Brief | Copy the records below exactly as they appear.

- - -

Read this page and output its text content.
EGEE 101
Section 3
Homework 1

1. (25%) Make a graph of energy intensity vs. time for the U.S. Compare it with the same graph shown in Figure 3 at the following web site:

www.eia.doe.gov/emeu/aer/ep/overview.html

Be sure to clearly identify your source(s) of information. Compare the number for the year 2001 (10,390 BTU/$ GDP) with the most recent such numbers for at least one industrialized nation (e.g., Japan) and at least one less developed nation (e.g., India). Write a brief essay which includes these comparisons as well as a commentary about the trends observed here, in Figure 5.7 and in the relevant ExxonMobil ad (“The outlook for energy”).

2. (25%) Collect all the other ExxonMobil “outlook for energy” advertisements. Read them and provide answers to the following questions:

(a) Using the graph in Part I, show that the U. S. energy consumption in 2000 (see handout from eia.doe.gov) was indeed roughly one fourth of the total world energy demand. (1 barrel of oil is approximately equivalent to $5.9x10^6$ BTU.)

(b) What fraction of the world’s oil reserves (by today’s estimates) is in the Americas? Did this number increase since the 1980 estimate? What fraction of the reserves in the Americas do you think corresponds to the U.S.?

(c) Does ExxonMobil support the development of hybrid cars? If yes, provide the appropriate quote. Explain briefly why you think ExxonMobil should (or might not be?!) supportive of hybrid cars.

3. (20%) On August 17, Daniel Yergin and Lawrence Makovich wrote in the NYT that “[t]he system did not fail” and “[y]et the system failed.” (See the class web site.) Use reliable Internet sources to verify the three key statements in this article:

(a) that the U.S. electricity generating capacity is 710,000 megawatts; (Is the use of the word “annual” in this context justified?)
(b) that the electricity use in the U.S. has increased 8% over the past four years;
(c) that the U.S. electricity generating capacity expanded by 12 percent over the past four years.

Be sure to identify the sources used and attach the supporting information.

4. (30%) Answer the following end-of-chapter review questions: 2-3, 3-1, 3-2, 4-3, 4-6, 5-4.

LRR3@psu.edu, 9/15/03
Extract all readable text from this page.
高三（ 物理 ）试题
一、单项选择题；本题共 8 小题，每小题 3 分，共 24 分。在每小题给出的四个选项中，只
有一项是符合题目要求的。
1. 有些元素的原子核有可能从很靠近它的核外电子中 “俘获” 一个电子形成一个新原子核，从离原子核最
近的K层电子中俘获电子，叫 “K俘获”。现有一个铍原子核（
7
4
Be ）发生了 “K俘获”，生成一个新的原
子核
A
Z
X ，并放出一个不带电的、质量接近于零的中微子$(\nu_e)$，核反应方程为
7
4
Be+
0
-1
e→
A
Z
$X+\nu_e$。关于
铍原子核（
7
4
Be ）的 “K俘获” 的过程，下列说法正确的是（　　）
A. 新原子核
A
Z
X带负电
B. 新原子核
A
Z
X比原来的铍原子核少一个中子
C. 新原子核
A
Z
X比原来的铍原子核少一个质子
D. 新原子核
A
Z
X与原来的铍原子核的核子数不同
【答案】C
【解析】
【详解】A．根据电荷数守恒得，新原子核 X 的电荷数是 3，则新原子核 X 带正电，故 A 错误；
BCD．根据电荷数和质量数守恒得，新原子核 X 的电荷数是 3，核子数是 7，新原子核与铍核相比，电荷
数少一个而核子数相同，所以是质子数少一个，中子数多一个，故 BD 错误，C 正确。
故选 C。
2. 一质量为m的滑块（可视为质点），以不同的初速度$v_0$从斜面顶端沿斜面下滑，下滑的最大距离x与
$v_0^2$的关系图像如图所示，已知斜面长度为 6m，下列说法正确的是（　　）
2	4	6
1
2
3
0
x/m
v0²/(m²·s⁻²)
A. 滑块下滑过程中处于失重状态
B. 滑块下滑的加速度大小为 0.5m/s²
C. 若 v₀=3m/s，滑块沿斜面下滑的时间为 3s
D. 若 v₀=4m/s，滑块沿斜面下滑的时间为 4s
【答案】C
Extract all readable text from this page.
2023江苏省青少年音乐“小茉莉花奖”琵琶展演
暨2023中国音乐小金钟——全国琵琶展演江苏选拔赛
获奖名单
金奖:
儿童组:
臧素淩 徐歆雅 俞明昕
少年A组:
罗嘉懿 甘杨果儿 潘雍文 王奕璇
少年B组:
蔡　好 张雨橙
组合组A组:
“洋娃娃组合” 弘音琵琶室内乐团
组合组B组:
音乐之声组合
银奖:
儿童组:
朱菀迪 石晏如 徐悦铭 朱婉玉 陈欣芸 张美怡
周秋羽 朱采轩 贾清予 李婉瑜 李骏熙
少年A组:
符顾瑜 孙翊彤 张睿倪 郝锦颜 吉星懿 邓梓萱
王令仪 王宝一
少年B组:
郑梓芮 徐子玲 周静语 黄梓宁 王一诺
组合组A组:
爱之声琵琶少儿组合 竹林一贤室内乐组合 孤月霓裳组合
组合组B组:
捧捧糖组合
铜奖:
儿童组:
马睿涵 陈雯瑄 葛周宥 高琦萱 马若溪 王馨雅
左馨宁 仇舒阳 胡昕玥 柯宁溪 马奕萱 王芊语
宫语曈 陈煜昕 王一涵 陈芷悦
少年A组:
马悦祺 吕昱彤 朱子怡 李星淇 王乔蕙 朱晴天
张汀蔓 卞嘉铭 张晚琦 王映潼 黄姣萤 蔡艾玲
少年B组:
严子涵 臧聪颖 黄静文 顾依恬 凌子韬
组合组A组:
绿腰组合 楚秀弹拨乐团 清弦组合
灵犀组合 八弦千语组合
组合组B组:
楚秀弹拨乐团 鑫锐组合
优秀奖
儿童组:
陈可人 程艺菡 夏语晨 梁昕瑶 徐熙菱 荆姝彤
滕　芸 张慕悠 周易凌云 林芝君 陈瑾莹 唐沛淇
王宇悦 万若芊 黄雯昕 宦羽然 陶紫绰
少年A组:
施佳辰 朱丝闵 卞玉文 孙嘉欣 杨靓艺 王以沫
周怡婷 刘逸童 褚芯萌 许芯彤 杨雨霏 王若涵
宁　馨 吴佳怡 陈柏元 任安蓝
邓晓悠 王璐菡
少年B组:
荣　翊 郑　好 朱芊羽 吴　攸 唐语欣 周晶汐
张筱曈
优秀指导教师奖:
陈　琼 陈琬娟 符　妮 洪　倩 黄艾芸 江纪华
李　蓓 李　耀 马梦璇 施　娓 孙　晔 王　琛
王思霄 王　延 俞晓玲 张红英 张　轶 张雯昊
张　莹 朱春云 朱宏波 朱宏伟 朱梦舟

- - -

Output of the exercise |
Read this page and output its text content.
EGEE 101
Section 3
Homework 1

1. (25%) Make a graph of energy intensity vs. time for the U.S. Compare it with the same graph shown in Figure 3 at the following web site:

www.eia.doe.gov/emeu/aer/ep/overview.html

Be sure to clearly identify your source(s) of information. Compare the number for the year 2001 (10,390 BTU/$ GDP) with the most recent such numbers for at least one industrialized nation (e.g., Japan) and at least one less developed nation (e.g., India). Write a brief essay which includes these comparisons as well as a commentary about the trends observed here, in Figure 5.7 and in the relevant ExxonMobil ad (“The outlook for energy”).

2. (25%) Collect all the other ExxonMobil “outlook for energy” advertisements. Read them and provide answers to the following questions:

(a) Using the graph in Part I, show that the U. S. energy consumption in 2000 (see handout from eia.doe.gov) was indeed roughly one fourth of the total world energy demand. (1 barrel of oil is approximately equivalent to $5.9x10^6$ BTU.)

(b) What fraction of the world’s oil reserves (by today’s estimates) is in the Americas? Did this number increase since the 1980 estimate? What fraction of the reserves in the Americas do you think corresponds to the U.S.?

(c) Does ExxonMobil support the development of hybrid cars? If yes, provide the appropriate quote. Explain briefly why you think ExxonMobil should (or might not be?!) supportive of hybrid cars.

3. (20%) On August 17, Daniel Yergin and Lawrence Makovich wrote in the NYT that “[t]he system did not fail” and “[y]et the system failed.” (See the class web site.) Use reliable Internet sources to verify the three key statements in this article:

(a) that the U.S. electricity generating capacity is 710,000 megawatts; (Is the use of the word “annual” in this context justified?)
(b) that the electricity use in the U.S. has increased 8% over the past four years;
(c) that the U.S. electricity generating capacity expanded by 12 percent over the past four years.

Be sure to identify the sources used and attach the supporting information.

4. (30%) Answer the following end-of-chapter review questions: 2-3, 3-1, 3-2, 4-3, 4-6, 5-4.

LRR3@psu.edu, 9/15/03
Extract all readable text from this page.
高三（ 物理 ）试题
一、单项选择题；本题共 8 小题，每小题 3 分，共 24 分。在每小题给出的四个选项中，只
有一项是符合题目要求的。
1. 有些元素的原子核有可能从很靠近它的核外电子中 “俘获” 一个电子形成一个新原子核，从离原子核最
近的K层电子中俘获电子，叫 “K俘获”。现有一个铍原子核（
7
4
Be ）发生了 “K俘获”，生成一个新的原
子核
A
Z
X ，并放出一个不带电的、质量接近于零的中微子$(\nu_e)$，核反应方程为
7
4
Be+
0
-1
e→
A
Z
$X+\nu_e$。关于
铍原子核（
7
4
Be ）的 “K俘获” 的过程，下列说法正确的是（　　）
A. 新原子核
A
Z
X带负电
B. 新原子核
A
Z
X比原来的铍原子核少一个中子
C. 新原子核
A
Z
X比原来的铍原子核少一个质子
D. 新原子核
A
Z
X与原来的铍原子核的核子数不同
【答案】C
【解析】
【详解】A．根据电荷数守恒得，新原子核 X 的电荷数是 3，则新原子核 X 带正电，故 A 错误；
BCD．根据电荷数和质量数守恒得，新原子核 X 的电荷数是 3，核子数是 7，新原子核与铍核相比，电荷
数少一个而核子数相同，所以是质子数少一个，中子数多一个，故 BD 错误，C 正确。
故选 C。
2. 一质量为m的滑块（可视为质点），以不同的初速度$v_0$从斜面顶端沿斜面下滑，下滑的最大距离x与
$v_0^2$的关系图像如图所示，已知斜面长度为 6m，下列说法正确的是（　　）
2	4	6
1
2
3
0
x/m
v0²/(m²·s⁻²)
A. 滑块下滑过程中处于失重状态
B. 滑块下滑的加速度大小为 0.5m/s²
C. 若 v₀=3m/s，滑块沿斜面下滑的时间为 3s
D. 若 v₀=4m/s，滑块沿斜面下滑的时间为 4s
【答案】C
Extract all readable text from this page.
2023江苏省青少年音乐“小茉莉花奖”琵琶展演
暨2023中国音乐小金钟——全国琵琶展演江苏选拔赛
获奖名单
金奖:
儿童组:
臧素淩 徐歆雅 俞明昕
少年A组:
罗嘉懿 甘杨果儿 潘雍文 王奕璇
少年B组:
蔡　好 张雨橙
组合组A组:
“洋娃娃组合” 弘音琵琶室内乐团
组合组B组:
音乐之声组合
银奖:
儿童组:
朱菀迪 石晏如 徐悦铭 朱婉玉 陈欣芸 张美怡
周秋羽 朱采轩 贾清予 李婉瑜 李骏熙
少年A组:
符顾瑜 孙翊彤 张睿倪 郝锦颜 吉星懿 邓梓萱
王令仪 王宝一
少年B组:
郑梓芮 徐子玲 周静语 黄梓宁 王一诺
组合组A组:
爱之声琵琶少儿组合 竹林一贤室内乐组合 孤月霓裳组合
组合组B组:
捧捧糖组合
铜奖:
儿童组:
马睿涵 陈雯瑄 葛周宥 高琦萱 马若溪 王馨雅
左馨宁 仇舒阳 胡昕玥 柯宁溪 马奕萱 王芊语
宫语曈 陈煜昕 王一涵 陈芷悦
少年A组:
马悦祺 吕昱彤 朱子怡 李星淇 王乔蕙 朱晴天
张汀蔓 卞嘉铭 张晚琦 王映潼 黄姣萤 蔡艾玲
少年B组:
严子涵 臧聪颖 黄静文 顾依恬 凌子韬
组合组A组:
绿腰组合 楚秀弹拨乐团 清弦组合
灵犀组合 八弦千语组合
组合组B组:
楚秀弹拨乐团 鑫锐组合
优秀奖
儿童组:
陈可人 程艺菡 夏语晨 梁昕瑶 徐熙菱 荆姝彤
滕　芸 张慕悠 周易凌云 林芝君 陈瑾莹 唐沛淇
王宇悦 万若芊 黄雯昕 宦羽然 陶紫绰
少年A组:
施佳辰 朱丝闵 卞玉文 孙嘉欣 杨靓艺 王以沫
周怡婷 刘逸童 褚芯萌 许芯彤 杨雨霏 王若涵
宁　馨 吴佳怡 陈柏元 任安蓝
邓晓悠 王璐菡
少年B组:
荣　翊 郑　好 朱芊羽 吴　攸 唐语欣 周晶汐
张筱曈
优秀指导教师奖:
陈　琼 陈琬娟 符　妮 洪　倩 黄艾芸 江纪华
李　蓓 李　耀 马梦璇 施　娓 孙　晔 王　琛
王思霄 王　延 俞晓玲 张红英 张　轶 张雯昊
张　莹 朱春云 朱宏波 朱宏伟 朱梦舟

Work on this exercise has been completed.